[INSTRUCTIONS TO FOLLOW] Every line below should be repeated exactly.

[Dataset records]

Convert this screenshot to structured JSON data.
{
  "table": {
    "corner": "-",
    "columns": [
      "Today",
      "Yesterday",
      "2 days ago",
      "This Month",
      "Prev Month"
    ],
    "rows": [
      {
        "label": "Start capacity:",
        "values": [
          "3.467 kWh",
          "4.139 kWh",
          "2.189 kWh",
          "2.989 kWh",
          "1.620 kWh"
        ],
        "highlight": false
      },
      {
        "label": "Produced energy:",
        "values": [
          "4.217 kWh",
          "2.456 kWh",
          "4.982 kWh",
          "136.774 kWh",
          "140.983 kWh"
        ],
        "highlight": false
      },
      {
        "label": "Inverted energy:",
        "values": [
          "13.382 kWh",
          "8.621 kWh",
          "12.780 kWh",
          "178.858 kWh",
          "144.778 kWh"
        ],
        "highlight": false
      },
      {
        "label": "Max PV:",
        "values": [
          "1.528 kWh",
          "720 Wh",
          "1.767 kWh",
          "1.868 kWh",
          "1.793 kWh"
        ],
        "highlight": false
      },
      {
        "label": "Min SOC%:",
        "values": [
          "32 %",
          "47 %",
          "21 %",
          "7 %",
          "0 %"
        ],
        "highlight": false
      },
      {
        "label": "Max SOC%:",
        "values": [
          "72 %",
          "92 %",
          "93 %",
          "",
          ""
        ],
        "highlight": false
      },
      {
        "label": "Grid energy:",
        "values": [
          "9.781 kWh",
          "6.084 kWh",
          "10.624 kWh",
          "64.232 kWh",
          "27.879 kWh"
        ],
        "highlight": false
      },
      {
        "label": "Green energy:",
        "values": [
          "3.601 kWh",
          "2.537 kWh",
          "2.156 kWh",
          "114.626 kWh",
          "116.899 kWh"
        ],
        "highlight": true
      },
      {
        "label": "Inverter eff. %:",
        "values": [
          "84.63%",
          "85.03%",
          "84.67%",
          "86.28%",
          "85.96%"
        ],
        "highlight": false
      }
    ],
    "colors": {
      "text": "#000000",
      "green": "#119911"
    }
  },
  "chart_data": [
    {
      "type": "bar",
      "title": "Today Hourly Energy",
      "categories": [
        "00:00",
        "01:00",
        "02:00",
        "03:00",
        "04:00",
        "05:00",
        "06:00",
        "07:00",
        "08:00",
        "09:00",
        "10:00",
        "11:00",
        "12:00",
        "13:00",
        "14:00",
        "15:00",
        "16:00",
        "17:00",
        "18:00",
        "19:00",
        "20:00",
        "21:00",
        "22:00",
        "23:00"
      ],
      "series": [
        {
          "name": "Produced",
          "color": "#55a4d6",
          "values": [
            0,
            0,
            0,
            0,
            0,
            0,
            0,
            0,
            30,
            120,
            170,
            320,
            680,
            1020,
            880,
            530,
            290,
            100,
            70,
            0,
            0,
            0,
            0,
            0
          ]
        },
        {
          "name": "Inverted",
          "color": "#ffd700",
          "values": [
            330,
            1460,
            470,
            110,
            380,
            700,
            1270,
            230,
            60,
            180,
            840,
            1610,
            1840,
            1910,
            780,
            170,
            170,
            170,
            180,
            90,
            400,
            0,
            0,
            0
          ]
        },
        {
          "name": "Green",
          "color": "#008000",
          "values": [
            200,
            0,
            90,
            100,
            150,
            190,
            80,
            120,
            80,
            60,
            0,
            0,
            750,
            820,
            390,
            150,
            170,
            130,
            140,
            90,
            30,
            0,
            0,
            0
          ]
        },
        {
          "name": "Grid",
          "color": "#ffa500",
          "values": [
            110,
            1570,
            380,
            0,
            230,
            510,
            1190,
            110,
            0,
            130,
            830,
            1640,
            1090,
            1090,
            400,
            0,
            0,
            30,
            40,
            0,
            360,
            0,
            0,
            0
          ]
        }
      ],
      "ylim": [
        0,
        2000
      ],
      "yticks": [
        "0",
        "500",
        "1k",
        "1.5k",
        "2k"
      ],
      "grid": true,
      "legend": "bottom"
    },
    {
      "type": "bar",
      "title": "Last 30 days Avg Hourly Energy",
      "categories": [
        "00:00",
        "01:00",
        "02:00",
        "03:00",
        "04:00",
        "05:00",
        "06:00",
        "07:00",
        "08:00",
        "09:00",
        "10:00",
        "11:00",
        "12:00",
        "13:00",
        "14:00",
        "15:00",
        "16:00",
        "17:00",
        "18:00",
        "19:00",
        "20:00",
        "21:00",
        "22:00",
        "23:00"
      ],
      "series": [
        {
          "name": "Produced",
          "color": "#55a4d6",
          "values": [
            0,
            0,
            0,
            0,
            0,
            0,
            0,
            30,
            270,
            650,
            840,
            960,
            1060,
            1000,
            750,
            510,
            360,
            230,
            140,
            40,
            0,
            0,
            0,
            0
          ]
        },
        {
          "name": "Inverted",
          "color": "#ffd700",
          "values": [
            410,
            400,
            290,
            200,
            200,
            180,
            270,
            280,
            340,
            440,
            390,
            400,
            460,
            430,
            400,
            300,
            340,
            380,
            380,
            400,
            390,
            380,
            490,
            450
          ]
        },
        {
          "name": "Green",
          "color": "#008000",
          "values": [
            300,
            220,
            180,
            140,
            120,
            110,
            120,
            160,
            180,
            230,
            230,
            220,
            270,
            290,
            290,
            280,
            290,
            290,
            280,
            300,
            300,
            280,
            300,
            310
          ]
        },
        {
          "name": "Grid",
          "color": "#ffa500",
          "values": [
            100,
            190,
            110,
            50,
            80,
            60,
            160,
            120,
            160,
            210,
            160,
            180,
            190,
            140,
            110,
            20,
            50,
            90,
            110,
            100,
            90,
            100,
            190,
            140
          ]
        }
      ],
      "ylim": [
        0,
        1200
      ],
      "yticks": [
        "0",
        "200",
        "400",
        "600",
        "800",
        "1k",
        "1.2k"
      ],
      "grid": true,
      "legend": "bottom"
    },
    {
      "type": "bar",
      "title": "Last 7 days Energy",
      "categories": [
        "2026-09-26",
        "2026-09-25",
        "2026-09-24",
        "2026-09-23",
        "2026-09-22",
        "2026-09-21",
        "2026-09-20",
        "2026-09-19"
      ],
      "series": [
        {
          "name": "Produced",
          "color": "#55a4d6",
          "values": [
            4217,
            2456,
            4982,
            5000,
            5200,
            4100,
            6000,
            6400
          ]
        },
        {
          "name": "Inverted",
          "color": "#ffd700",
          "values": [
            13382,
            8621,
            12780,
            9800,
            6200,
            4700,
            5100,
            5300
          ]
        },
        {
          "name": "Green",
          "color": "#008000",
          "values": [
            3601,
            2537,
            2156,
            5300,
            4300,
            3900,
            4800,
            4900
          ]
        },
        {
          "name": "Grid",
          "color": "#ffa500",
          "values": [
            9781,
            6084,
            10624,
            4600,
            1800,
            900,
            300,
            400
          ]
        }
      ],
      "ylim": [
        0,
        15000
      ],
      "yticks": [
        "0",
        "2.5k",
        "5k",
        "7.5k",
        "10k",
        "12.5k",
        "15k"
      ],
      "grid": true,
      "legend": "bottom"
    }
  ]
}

[RESULT OF THE EXERCISE]
Convert this screenshot to structured JSON data.
{
  "table": {
    "corner": "-",
    "columns": [
      "Today",
      "Yesterday",
      "2 days ago",
      "This Month",
      "Prev Month"
    ],
    "rows": [
      {
        "label": "Start capacity:",
        "values": [
          "3.467 kWh",
          "4.139 kWh",
          "2.189 kWh",
          "2.989 kWh",
          "1.620 kWh"
        ],
        "highlight": false
      },
      {
        "label": "Produced energy:",
        "values": [
          "4.217 kWh",
          "2.456 kWh",
          "4.982 kWh",
          "136.774 kWh",
          "140.983 kWh"
        ],
        "highlight": false
      },
      {
        "label": "Inverted energy:",
        "values": [
          "13.382 kWh",
          "8.621 kWh",
          "12.780 kWh",
          "178.858 kWh",
          "144.778 kWh"
        ],
        "highlight": false
      },
      {
        "label": "Max PV:",
        "values": [
          "1.528 kWh",
          "720 Wh",
          "1.767 kWh",
          "1.868 kWh",
          "1.793 kWh"
        ],
        "highlight": false
      },
      {
        "label": "Min SOC%:",
        "values": [
          "32 %",
          "47 %",
          "21 %",
          "7 %",
          "0 %"
        ],
        "highlight": false
      },
      {
        "label": "Max SOC%:",
        "values": [
          "72 %",
          "92 %",
          "93 %",
          "",
          ""
        ],
        "highlight": false
      },
      {
        "label": "Grid energy:",
        "values": [
          "9.781 kWh",
          "6.084 kWh",
          "10.624 kWh",
          "64.232 kWh",
          "27.879 kWh"
        ],
        "highlight": false
      },
      {
        "label": "Green energy:",
        "values": [
          "3.601 kWh",
          "2.537 kWh",
          "2.156 kWh",
          "114.626 kWh",
          "116.899 kWh"
        ],
        "highlight": true
      },
      {
        "label": "Inverter eff. %:",
        "values": [
          "84.63%",
          "85.03%",
          "84.67%",
          "86.28%",
          "85.96%"
        ],
        "highlight": false
      }
    ],
    "colors": {
      "text": "#000000",
      "green": "#119911"
    }
  },
  "chart_data": [
    {
      "type": "bar",
      "title": "Today Hourly Energy",
      "categories": [
        "00:00",
        "01:00",
        "02:00",
        "03:00",
        "04:00",
        "05:00",
        "06:00",
        "07:00",
        "08:00",
        "09:00",
        "10:00",
        "11:00",
        "12:00",
        "13:00",
        "14:00",
        "15:00",
        "16:00",
        "17:00",
        "18:00",
        "19:00",
        "20:00",
        "21:00",
        "22:00",
        "23:00"
      ],
      "series": [
        {
          "name": "Produced",
          "color": "#55a4d6",
          "values": [
            0,
            0,
            0,
            0,
            0,
            0,
            0,
            0,
            30,
            120,
            170,
            320,
            680,
            1020,
            880,
            530,
            290,
            100,
            70,
            0,
            0,
            0,
            0,
            0
          ]
        },
        {
          "name": "Inverted",
          "color": "#ffd700",
          "values": [
            330,
            1460,
            470,
            110,
            380,
            700,
            1270,
            230,
            60,
            180,
            840,
            1610,
            1840,
            1910,
            780,
            170,
            170,
            170,
            180,
            90,
            400,
            0,
            0,
            0
          ]
        },
        {
          "name": "Green",
          "color": "#008000",
          "values": [
            200,
            0,
            90,
            100,
            150,
            190,
            80,
            120,
            80,
            60,
            0,
            0,
            750,
            820,
            390,
            150,
            170,
            130,
            140,
            90,
            30,
            0,
            0,
            0
          ]
        },
        {
          "name": "Grid",
          "color": "#ffa500",
          "values": [
            110,
            1570,
            380,
            0,
            230,
            510,
            1190,
            110,
            0,
            130,
            830,
            1640,
            1090,
            1090,
            400,
            0,
            0,
            30,
            40,
            0,
            360,
            0,
            0,
            0
          ]
        }
      ],
      "ylim": [
        0,
        2000
      ],
      "yticks": [
        "0",
        "500",
        "1k",
        "1.5k",
        "2k"
      ],
      "grid": true,
      "legend": "bottom"
    },
    {
      "type": "bar",
      "title": "Last 30 days Avg Hourly Energy",
      "categories": [
        "00:00",
        "01:00",
        "02:00",
        "03:00",
        "04:00",
        "05:00",
        "06:00",
        "07:00",
        "08:00",
        "09:00",
        "10:00",
        "11:00",
        "12:00",
        "13:00",
        "14:00",
        "15:00",
        "16:00",
        "17:00",
        "18:00",
        "19:00",
        "20:00",
        "21:00",
        "22:00",
        "23:00"
      ],
      "series": [
        {
          "name": "Produced",
          "color": "#55a4d6",
          "values": [
            0,
            0,
            0,
            0,
            0,
            0,
            0,
            30,
            270,
            650,
            840,
            960,
            1060,
            1000,
            750,
            510,
            360,
            230,
            140,
            40,
            0,
            0,
            0,
            0
          ]
        },
        {
          "name": "Inverted",
          "color": "#ffd700",
          "values": [
            410,
            400,
            290,
            200,
            200,
            180,
            270,
            280,
            340,
            440,
            390,
            400,
            460,
            430,
            400,
            300,
            340,
            380,
            380,
            400,
            390,
            380,
            490,
            450
          ]
        },
        {
          "name": "Green",
          "color": "#008000",
          "values": [
            300,
            220,
            180,
            140,
            120,
            110,
            120,
            160,
            180,
            230,
            230,
            220,
            270,
            290,
            290,
            280,
            290,
            290,
            280,
            300,
            300,
            280,
            300,
            310
          ]
        },
        {
          "name": "Grid",
          "color": "#ffa500",
          "values": [
            100,
            190,
            110,
            50,
            80,
            60,
            160,
            120,
            160,
            210,
            160,
            180,
            190,
            140,
            110,
            20,
            50,
            90,
            110,
            100,
            90,
            100,
            190,
            140
          ]
        }
      ],
      "ylim": [
        0,
        1200
      ],
      "yticks": [
        "0",
        "200",
        "400",
        "600",
        "800",
        "1k",
        "1.2k"
      ],
      "grid": true,
      "legend": "bottom"
    },
    {
      "type": "bar",
      "title": "Last 7 days Energy",
      "categories": [
        "2026-09-26",
        "2026-09-25",
        "2026-09-24",
        "2026-09-23",
        "2026-09-22",
        "2026-09-21",
        "2026-09-20",
        "2026-09-19"
      ],
      "series": [
        {
          "name": "Produced",
          "color": "#55a4d6",
          "values": [
            4217,
            2456,
            4982,
            5000,
            5200,
            4100,
            6000,
            6400
          ]
        },
        {
          "name": "Inverted",
          "color": "#ffd700",
          "values": [
            13382,
            8621,
            12780,
            9800,
            6200,
            4700,
            5100,
            5300
          ]
        },
        {
          "name": "Green",
          "color": "#008000",
          "values": [
            3601,
            2537,
            2156,
            5300,
            4300,
            3900,
            4800,
            4900
          ]
        },
        {
          "name": "Grid",
          "color": "#ffa500",
          "values": [
            9781,
            6084,
            10624,
            4600,
            1800,
            900,
            300,
            400
          ]
        }
      ],
      "ylim": [
        0,
        15000
      ],
      "yticks": [
        "0",
        "2.5k",
        "5k",
        "7.5k",
        "10k",
        "12.5k",
        "15k"
      ],
      "grid": true,
      "legend": "bottom"
    }
  ]
}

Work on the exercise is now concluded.